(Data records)

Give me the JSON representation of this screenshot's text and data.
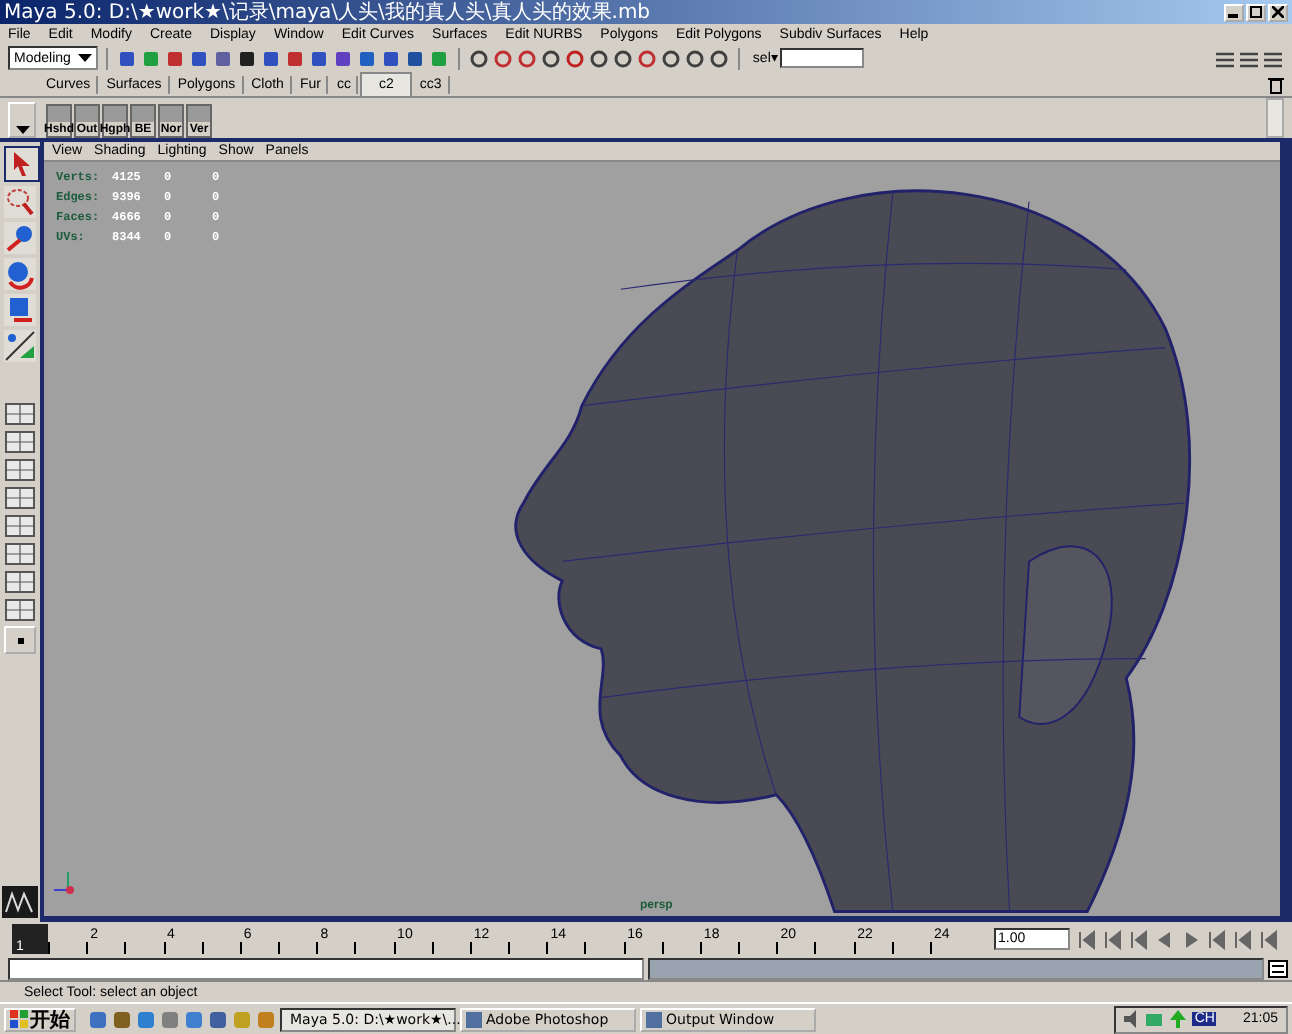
{
  "window": {
    "title": "Maya 5.0: D:\\★work★\\记录\\maya\\人头\\我的真人头\\真人头的效果.mb"
  },
  "menu": [
    "File",
    "Edit",
    "Modify",
    "Create",
    "Display",
    "Window",
    "Edit Curves",
    "Surfaces",
    "Edit NURBS",
    "Polygons",
    "Edit Polygons",
    "Subdiv Surfaces",
    "Help"
  ],
  "status_line": {
    "mode": "Modeling",
    "sel_label": "sel▾"
  },
  "shelf_tabs": [
    {
      "label": "Curves",
      "selected": false
    },
    {
      "label": "Surfaces",
      "selected": false
    },
    {
      "label": "Polygons",
      "selected": false
    },
    {
      "label": "Cloth",
      "selected": false
    },
    {
      "label": "Fur",
      "selected": false
    },
    {
      "label": "cc",
      "selected": false
    },
    {
      "label": "c2",
      "selected": true
    },
    {
      "label": "cc3",
      "selected": false
    }
  ],
  "shelf_buttons": [
    "Hshd",
    "Out",
    "Hgph",
    "BE",
    "Nor",
    "Ver"
  ],
  "panel_menu": [
    "View",
    "Shading",
    "Lighting",
    "Show",
    "Panels"
  ],
  "hud": [
    {
      "label": "Verts:",
      "values": [
        "4125",
        "0",
        "0"
      ]
    },
    {
      "label": "Edges:",
      "values": [
        "9396",
        "0",
        "0"
      ]
    },
    {
      "label": "Faces:",
      "values": [
        "4666",
        "0",
        "0"
      ]
    },
    {
      "label": "UVs:",
      "values": [
        "8344",
        "0",
        "0"
      ]
    }
  ],
  "camera_label": "persp",
  "time_slider": {
    "current": "1",
    "level": 0,
    "labels": [
      "2",
      "4",
      "6",
      "8",
      "10",
      "12",
      "14",
      "16",
      "18",
      "20",
      "22",
      "24"
    ],
    "frame_field": "1.00"
  },
  "help_line": "Select Tool: select an object",
  "taskbar": {
    "start": "开始",
    "tasks": [
      {
        "label": "Maya 5.0: D:\\★work★\\...",
        "selected": true
      },
      {
        "label": "Adobe Photoshop",
        "selected": false
      },
      {
        "label": "Output Window",
        "selected": false
      }
    ],
    "ime": "CH",
    "clock": "21:05"
  }
}
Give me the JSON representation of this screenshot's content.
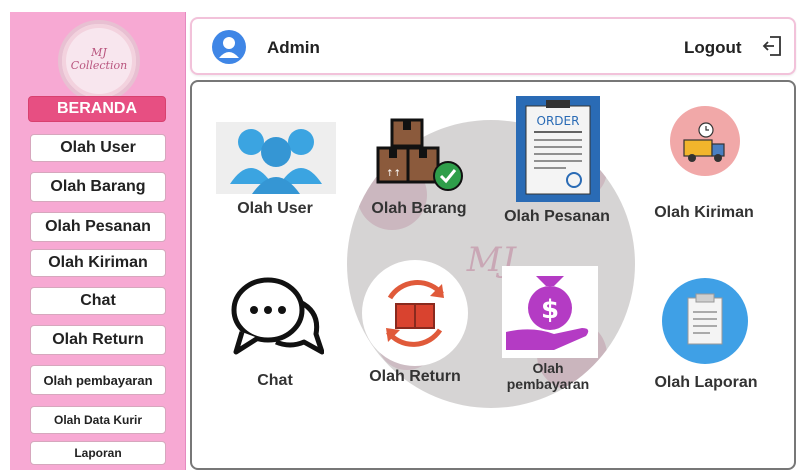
{
  "sidebar": {
    "logo_text": "MJ Collection",
    "items": [
      {
        "label": "BERANDA"
      },
      {
        "label": "Olah User"
      },
      {
        "label": "Olah Barang"
      },
      {
        "label": "Olah Pesanan"
      },
      {
        "label": "Olah Kiriman"
      },
      {
        "label": "Chat"
      },
      {
        "label": "Olah Return"
      },
      {
        "label": "Olah pembayaran"
      },
      {
        "label": "Olah Data Kurir"
      },
      {
        "label": "Laporan"
      }
    ]
  },
  "header": {
    "user_name": "Admin",
    "logout_label": "Logout"
  },
  "main": {
    "watermark_text": "MJ",
    "tiles": [
      {
        "label": "Olah User",
        "icon": "users-icon"
      },
      {
        "label": "Olah Barang",
        "icon": "boxes-check-icon"
      },
      {
        "label": "Olah Pesanan",
        "icon": "order-clipboard-icon"
      },
      {
        "label": "Olah Kiriman",
        "icon": "delivery-truck-icon"
      },
      {
        "label": "Chat",
        "icon": "chat-bubbles-icon"
      },
      {
        "label": "Olah Return",
        "icon": "return-box-icon"
      },
      {
        "label": "Olah",
        "label2": "pembayaran",
        "icon": "money-hand-icon"
      },
      {
        "label": "Olah Laporan",
        "icon": "report-clipboard-icon"
      }
    ]
  },
  "colors": {
    "sidebar_bg": "#f7a9d3",
    "active_menu": "#e74f82",
    "avatar_blue": "#3f86e6"
  }
}
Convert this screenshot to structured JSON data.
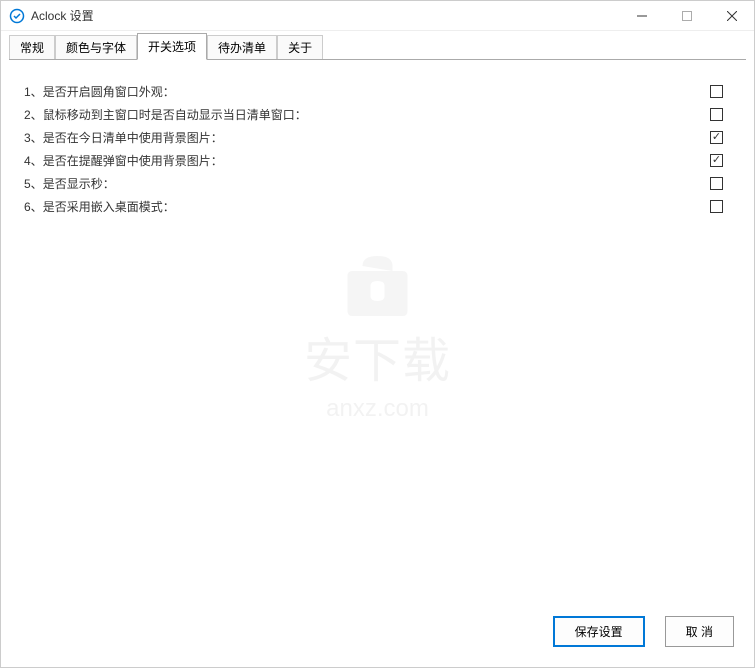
{
  "window": {
    "title": "Aclock 设置"
  },
  "tabs": [
    {
      "label": "常规",
      "active": false
    },
    {
      "label": "颜色与字体",
      "active": false
    },
    {
      "label": "开关选项",
      "active": true
    },
    {
      "label": "待办清单",
      "active": false
    },
    {
      "label": "关于",
      "active": false
    }
  ],
  "options": [
    {
      "num": "1、",
      "label": "是否开启圆角窗口外观：",
      "checked": false
    },
    {
      "num": "2、",
      "label": "鼠标移动到主窗口时是否自动显示当日清单窗口：",
      "checked": false
    },
    {
      "num": "3、",
      "label": "是否在今日清单中使用背景图片：",
      "checked": true
    },
    {
      "num": "4、",
      "label": "是否在提醒弹窗中使用背景图片：",
      "checked": true
    },
    {
      "num": "5、",
      "label": "是否显示秒：",
      "checked": false
    },
    {
      "num": "6、",
      "label": "是否采用嵌入桌面模式：",
      "checked": false
    }
  ],
  "watermark": {
    "text": "安下载",
    "url": "anxz.com"
  },
  "buttons": {
    "save": "保存设置",
    "cancel": "取 消"
  }
}
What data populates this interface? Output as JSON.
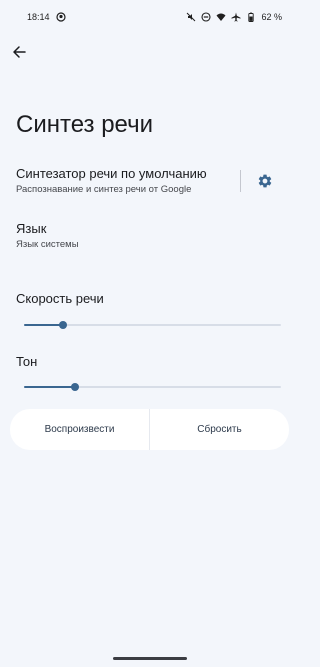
{
  "status_bar": {
    "time": "18:14",
    "battery": "62 %",
    "icons": [
      "chat-bubble-icon",
      "mute-icon",
      "do-not-disturb-icon",
      "wifi-icon",
      "airplane-icon",
      "battery-icon"
    ]
  },
  "header": {
    "back_icon": "arrow-back-icon",
    "title": "Синтез речи"
  },
  "engine": {
    "title": "Синтезатор речи по умолчанию",
    "subtitle": "Распознавание и синтез речи от Google",
    "settings_icon": "gear-icon"
  },
  "language": {
    "title": "Язык",
    "subtitle": "Язык системы"
  },
  "speech_rate": {
    "label": "Скорость речи",
    "value": 0.15
  },
  "pitch": {
    "label": "Тон",
    "value": 0.2
  },
  "actions": {
    "play_label": "Воспроизвести",
    "reset_label": "Сбросить"
  },
  "colors": {
    "background": "#f3f6fb",
    "accent": "#3a6690",
    "track": "#d7dde7",
    "button_bg": "#ffffff"
  }
}
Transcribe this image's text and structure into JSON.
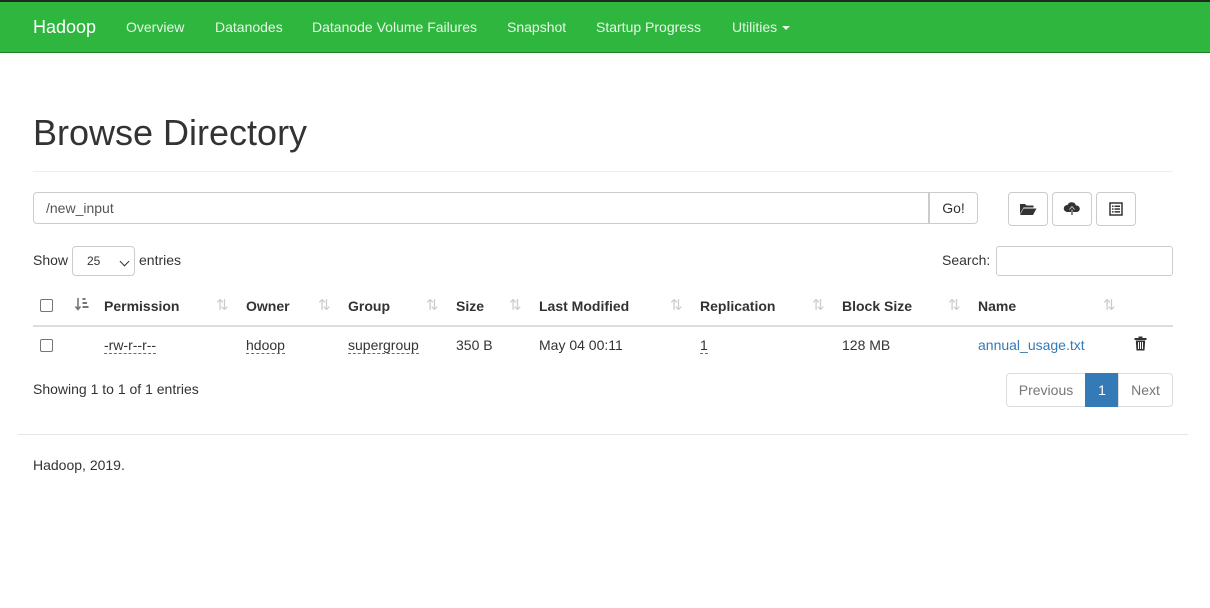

#### [PROBLEM REQUIREMENTS]
Set every line down exactly as written, leaving each picture out.

#### [FULL ANSWER]
Give me the JSON representation of this screenshot's text and data.
{
  "window": {
    "title": "Maya 5.0: D:\\★work★\\记录\\maya\\人头\\我的真人头\\真人头的效果.mb"
  },
  "menu": [
    "File",
    "Edit",
    "Modify",
    "Create",
    "Display",
    "Window",
    "Edit Curves",
    "Surfaces",
    "Edit NURBS",
    "Polygons",
    "Edit Polygons",
    "Subdiv Surfaces",
    "Help"
  ],
  "status_line": {
    "mode": "Modeling",
    "sel_label": "sel▾"
  },
  "shelf_tabs": [
    {
      "label": "Curves",
      "selected": false
    },
    {
      "label": "Surfaces",
      "selected": false
    },
    {
      "label": "Polygons",
      "selected": false
    },
    {
      "label": "Cloth",
      "selected": false
    },
    {
      "label": "Fur",
      "selected": false
    },
    {
      "label": "cc",
      "selected": false
    },
    {
      "label": "c2",
      "selected": true
    },
    {
      "label": "cc3",
      "selected": false
    }
  ],
  "shelf_buttons": [
    "Hshd",
    "Out",
    "Hgph",
    "BE",
    "Nor",
    "Ver"
  ],
  "panel_menu": [
    "View",
    "Shading",
    "Lighting",
    "Show",
    "Panels"
  ],
  "hud": [
    {
      "label": "Verts:",
      "values": [
        "4125",
        "0",
        "0"
      ]
    },
    {
      "label": "Edges:",
      "values": [
        "9396",
        "0",
        "0"
      ]
    },
    {
      "label": "Faces:",
      "values": [
        "4666",
        "0",
        "0"
      ]
    },
    {
      "label": "UVs:",
      "values": [
        "8344",
        "0",
        "0"
      ]
    }
  ],
  "camera_label": "persp",
  "time_slider": {
    "current": "1",
    "level": 0,
    "labels": [
      "2",
      "4",
      "6",
      "8",
      "10",
      "12",
      "14",
      "16",
      "18",
      "20",
      "22",
      "24"
    ],
    "frame_field": "1.00"
  },
  "help_line": "Select Tool: select an object",
  "taskbar": {
    "start": "开始",
    "tasks": [
      {
        "label": "Maya 5.0: D:\\★work★\\...",
        "selected": true
      },
      {
        "label": "Adobe Photoshop",
        "selected": false
      },
      {
        "label": "Output Window",
        "selected": false
      }
    ],
    "ime": "CH",
    "clock": "21:05"
  }
}
Give me the JSON representation of this screenshot's content.
{
  "sidebar": {
    "logo_text": "MJ Collection",
    "items": [
      {
        "label": "BERANDA"
      },
      {
        "label": "Olah User"
      },
      {
        "label": "Olah Barang"
      },
      {
        "label": "Olah Pesanan"
      },
      {
        "label": "Olah Kiriman"
      },
      {
        "label": "Chat"
      },
      {
        "label": "Olah Return"
      },
      {
        "label": "Olah pembayaran"
      },
      {
        "label": "Olah Data Kurir"
      },
      {
        "label": "Laporan"
      }
    ]
  },
  "header": {
    "user_name": "Admin",
    "logout_label": "Logout"
  },
  "main": {
    "watermark_text": "MJ",
    "tiles": [
      {
        "label": "Olah User",
        "icon": "users-icon"
      },
      {
        "label": "Olah Barang",
        "icon": "boxes-check-icon"
      },
      {
        "label": "Olah Pesanan",
        "icon": "order-clipboard-icon"
      },
      {
        "label": "Olah Kiriman",
        "icon": "delivery-truck-icon"
      },
      {
        "label": "Chat",
        "icon": "chat-bubbles-icon"
      },
      {
        "label": "Olah Return",
        "icon": "return-box-icon"
      },
      {
        "label": "Olah",
        "label2": "pembayaran",
        "icon": "money-hand-icon"
      },
      {
        "label": "Olah Laporan",
        "icon": "report-clipboard-icon"
      }
    ]
  },
  "colors": {
    "sidebar_bg": "#f7a9d3",
    "active_menu": "#e74f82",
    "avatar_blue": "#3f86e6"
  }
}
Convert this screenshot to structured JSON data.
{
  "window": {
    "title": "Aclock 设置"
  },
  "tabs": [
    {
      "label": "常规",
      "active": false
    },
    {
      "label": "颜色与字体",
      "active": false
    },
    {
      "label": "开关选项",
      "active": true
    },
    {
      "label": "待办清单",
      "active": false
    },
    {
      "label": "关于",
      "active": false
    }
  ],
  "options": [
    {
      "num": "1、",
      "label": "是否开启圆角窗口外观：",
      "checked": false
    },
    {
      "num": "2、",
      "label": "鼠标移动到主窗口时是否自动显示当日清单窗口：",
      "checked": false
    },
    {
      "num": "3、",
      "label": "是否在今日清单中使用背景图片：",
      "checked": true
    },
    {
      "num": "4、",
      "label": "是否在提醒弹窗中使用背景图片：",
      "checked": true
    },
    {
      "num": "5、",
      "label": "是否显示秒：",
      "checked": false
    },
    {
      "num": "6、",
      "label": "是否采用嵌入桌面模式：",
      "checked": false
    }
  ],
  "watermark": {
    "text": "安下载",
    "url": "anxz.com"
  },
  "buttons": {
    "save": "保存设置",
    "cancel": "取 消"
  }
}
What data populates this interface? Output as JSON.
{
  "status_bar": {
    "time": "18:14",
    "battery": "62 %",
    "icons": [
      "chat-bubble-icon",
      "mute-icon",
      "do-not-disturb-icon",
      "wifi-icon",
      "airplane-icon",
      "battery-icon"
    ]
  },
  "header": {
    "back_icon": "arrow-back-icon",
    "title": "Синтез речи"
  },
  "engine": {
    "title": "Синтезатор речи по умолчанию",
    "subtitle": "Распознавание и синтез речи от Google",
    "settings_icon": "gear-icon"
  },
  "language": {
    "title": "Язык",
    "subtitle": "Язык системы"
  },
  "speech_rate": {
    "label": "Скорость речи",
    "value": 0.15
  },
  "pitch": {
    "label": "Тон",
    "value": 0.2
  },
  "actions": {
    "play_label": "Воспроизвести",
    "reset_label": "Сбросить"
  },
  "colors": {
    "background": "#f3f6fb",
    "accent": "#3a6690",
    "track": "#d7dde7",
    "button_bg": "#ffffff"
  }
}
Transcribe this image's text and structure into JSON.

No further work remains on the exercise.